--- QUOTED PASSAGE ---
It gets even better. Lima could find himself hanging around at least to pick up what would have been Victor Zambrano's scheduled start against Milwaukee come Friday. Where he goes beyond that, assuming he pitches well enough, is open for speculation. He could end up sticking with the Mets. He could end up a trade trigger if the Mets begin seeking a little pennant race insurance.

Whatever he ends up, Lima could also end up a happy memory in Shea Stadium. Mets history is reasonably filled with players whose irrepressibility charmed the audience even when the Mets were something less than charming between the lines. It is also filled with players who have been known to unfurl career games at the least expected hours. "He's always been one of those guys that seizes the moment," said Willie Randolph.

Seizes it? Lima bastinadoes it, holds it hostage, and squeezes a hell of a ransom from its relatives before he gives it up.

Lima has done that sort of thing before. There are said to remain echoes among the ghosts of Dodger Stadium from Lima's last known appearance there. Some of them include a few St. Louis Cardinals' voices, usually exhaling variations upon a theme of, Wha' happened?!? Their should-have-been National League Division Series sweep of the Dodgers was rudely interrupted by the smiling Dominican with chutzpah where his best stuff was supposed to be.

He may have been the only man in the park who knew he'd still be there, in Game 3, walking out to the mound for the ninth inning, his 4-0 shutout threatened only by Albert Pujols, Scott Rolen, and Jim Edmonds. Maybe he and Shawn Green, who supplied some of Lima's insurance policy that night with a pair of home runs under either side of the bleachers. "Every time we've needed the big win," Green said after the game, "he's given it to us."

--- LIST OF TASKS ---
[A] Answer these questions from the Lima passage, one answer per line:
(i) Whose scheduled start against Milwaukee could Lima pick up?
(ii) Which three players threatened Lima's shutout in the ninth inning of Game 3?
(iii) How many home runs did Shawn Green hit that night?
[B] Using the Lima passage, explain in one to three sentences why Cardinals' voices at Dodger Stadium are said to exhale variations on "Wha' happened?!?"

--- EXERCISE DATA ---

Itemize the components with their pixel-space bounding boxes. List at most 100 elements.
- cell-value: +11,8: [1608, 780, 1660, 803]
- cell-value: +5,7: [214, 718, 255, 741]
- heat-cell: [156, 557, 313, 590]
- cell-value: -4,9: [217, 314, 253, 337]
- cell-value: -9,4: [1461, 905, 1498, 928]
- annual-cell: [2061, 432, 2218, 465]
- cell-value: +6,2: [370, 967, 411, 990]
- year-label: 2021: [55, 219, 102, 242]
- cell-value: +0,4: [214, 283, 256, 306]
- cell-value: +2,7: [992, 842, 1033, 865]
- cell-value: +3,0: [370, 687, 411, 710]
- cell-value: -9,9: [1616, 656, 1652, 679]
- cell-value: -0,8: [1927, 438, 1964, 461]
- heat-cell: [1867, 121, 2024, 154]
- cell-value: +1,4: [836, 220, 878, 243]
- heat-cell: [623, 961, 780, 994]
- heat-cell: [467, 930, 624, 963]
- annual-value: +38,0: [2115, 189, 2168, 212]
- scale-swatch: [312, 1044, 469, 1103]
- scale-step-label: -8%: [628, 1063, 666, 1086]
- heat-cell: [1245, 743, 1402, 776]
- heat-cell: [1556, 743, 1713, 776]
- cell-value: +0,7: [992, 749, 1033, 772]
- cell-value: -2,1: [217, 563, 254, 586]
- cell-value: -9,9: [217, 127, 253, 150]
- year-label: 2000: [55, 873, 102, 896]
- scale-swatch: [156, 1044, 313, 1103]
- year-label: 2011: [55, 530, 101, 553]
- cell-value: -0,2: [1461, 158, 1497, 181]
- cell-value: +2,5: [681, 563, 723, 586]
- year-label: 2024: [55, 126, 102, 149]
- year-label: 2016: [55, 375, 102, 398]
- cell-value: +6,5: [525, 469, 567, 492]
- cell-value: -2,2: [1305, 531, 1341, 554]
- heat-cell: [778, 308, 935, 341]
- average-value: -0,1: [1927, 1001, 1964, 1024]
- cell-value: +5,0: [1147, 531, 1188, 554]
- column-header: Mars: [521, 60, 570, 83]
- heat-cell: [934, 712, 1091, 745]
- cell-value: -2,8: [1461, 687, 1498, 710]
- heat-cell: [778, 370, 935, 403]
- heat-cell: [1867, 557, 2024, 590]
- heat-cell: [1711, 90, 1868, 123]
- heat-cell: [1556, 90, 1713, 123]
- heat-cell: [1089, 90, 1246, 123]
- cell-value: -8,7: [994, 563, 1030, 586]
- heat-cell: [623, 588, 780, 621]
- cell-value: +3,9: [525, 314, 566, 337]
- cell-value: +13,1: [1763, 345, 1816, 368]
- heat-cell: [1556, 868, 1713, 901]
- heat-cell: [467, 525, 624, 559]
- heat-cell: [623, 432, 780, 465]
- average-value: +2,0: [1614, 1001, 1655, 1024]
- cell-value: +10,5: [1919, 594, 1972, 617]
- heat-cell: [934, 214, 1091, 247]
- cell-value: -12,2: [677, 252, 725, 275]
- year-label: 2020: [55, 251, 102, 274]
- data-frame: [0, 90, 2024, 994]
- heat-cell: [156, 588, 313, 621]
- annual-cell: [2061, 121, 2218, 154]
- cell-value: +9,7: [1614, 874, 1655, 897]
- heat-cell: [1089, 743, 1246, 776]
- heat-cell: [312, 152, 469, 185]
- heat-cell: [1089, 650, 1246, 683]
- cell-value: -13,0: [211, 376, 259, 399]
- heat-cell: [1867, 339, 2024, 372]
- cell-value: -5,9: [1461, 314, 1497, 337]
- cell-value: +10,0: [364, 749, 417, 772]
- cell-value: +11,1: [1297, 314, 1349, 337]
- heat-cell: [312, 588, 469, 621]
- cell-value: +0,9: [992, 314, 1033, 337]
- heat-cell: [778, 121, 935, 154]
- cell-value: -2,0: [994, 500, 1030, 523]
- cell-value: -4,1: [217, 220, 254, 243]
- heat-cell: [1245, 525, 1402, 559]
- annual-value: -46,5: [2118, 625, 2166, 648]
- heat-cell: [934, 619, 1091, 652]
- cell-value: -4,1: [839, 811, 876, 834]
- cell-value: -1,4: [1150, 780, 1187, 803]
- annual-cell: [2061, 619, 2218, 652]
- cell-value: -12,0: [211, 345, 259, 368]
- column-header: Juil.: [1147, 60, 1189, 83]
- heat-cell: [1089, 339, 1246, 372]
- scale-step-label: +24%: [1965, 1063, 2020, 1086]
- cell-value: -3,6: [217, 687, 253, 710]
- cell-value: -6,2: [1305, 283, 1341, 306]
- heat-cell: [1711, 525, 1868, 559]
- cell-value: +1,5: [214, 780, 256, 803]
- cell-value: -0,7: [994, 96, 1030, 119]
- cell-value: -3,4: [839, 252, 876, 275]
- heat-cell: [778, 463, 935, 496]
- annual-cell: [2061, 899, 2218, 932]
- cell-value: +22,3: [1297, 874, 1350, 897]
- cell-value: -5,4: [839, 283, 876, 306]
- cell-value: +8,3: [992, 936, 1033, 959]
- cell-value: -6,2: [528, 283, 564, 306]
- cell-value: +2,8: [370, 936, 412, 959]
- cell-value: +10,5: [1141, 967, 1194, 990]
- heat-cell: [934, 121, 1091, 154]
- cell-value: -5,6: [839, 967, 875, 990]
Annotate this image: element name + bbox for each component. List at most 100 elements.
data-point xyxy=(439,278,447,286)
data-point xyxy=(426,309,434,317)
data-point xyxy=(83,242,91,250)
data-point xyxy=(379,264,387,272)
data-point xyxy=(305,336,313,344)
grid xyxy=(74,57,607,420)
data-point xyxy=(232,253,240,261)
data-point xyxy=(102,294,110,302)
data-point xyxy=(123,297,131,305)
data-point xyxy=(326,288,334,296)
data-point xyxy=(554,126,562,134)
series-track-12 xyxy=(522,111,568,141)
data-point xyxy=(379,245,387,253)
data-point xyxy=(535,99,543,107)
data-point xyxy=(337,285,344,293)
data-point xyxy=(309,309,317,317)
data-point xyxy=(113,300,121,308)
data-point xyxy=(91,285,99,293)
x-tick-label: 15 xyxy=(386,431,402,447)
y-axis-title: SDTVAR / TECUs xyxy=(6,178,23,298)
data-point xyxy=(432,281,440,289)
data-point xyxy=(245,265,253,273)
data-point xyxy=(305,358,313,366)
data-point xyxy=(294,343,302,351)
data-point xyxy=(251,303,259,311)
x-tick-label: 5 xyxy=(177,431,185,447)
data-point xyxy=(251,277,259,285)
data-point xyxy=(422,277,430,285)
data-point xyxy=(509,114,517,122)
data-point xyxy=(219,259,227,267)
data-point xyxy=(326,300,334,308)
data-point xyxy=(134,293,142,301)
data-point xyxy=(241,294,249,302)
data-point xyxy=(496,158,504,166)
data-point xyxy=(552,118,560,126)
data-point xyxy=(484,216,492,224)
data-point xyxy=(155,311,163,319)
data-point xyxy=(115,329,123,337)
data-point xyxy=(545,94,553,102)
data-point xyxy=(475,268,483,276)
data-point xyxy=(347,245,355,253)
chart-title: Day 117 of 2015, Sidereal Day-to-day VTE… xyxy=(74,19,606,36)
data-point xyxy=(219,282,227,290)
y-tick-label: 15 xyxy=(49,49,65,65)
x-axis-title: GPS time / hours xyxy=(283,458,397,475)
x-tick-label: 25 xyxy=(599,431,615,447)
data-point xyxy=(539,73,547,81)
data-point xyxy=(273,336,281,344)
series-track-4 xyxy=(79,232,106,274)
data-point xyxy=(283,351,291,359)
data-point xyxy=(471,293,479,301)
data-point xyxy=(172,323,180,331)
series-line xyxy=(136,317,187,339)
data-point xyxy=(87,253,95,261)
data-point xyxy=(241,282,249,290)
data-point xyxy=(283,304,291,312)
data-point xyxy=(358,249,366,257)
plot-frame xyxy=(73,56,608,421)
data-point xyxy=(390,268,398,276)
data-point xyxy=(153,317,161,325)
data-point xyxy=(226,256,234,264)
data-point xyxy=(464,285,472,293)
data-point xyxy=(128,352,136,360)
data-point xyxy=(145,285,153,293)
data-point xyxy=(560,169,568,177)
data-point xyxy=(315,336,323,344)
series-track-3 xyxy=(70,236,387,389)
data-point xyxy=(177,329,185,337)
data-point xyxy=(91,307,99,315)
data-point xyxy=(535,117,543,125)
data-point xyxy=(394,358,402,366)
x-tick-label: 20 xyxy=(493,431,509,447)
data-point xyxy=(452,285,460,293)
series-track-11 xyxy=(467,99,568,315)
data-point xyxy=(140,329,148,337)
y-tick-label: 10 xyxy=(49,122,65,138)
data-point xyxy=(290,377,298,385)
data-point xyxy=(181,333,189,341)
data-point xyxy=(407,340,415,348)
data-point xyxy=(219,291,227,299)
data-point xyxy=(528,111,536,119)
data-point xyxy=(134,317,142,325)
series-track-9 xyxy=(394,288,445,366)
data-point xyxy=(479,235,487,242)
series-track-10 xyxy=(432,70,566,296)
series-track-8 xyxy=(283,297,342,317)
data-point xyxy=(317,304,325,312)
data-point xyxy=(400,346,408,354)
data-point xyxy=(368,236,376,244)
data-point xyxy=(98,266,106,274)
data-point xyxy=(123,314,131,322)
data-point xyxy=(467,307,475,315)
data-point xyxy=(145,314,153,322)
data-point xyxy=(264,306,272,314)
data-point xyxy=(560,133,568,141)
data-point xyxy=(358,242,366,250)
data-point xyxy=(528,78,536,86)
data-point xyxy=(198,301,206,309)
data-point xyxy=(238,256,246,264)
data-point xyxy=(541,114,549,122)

--- ANSWERS PER TASK ---
[A]
(i) Victor Zambrano's
(ii) Albert Pujols, Scott Rolen, and Jim Edmonds
(iii) Two

[B] Lima rudely interrupted the Cardinals' should-have-been National League Division Series sweep of the Dodgers. In Game 3 he walked out for the ninth inning still holding a 4-0 shutout.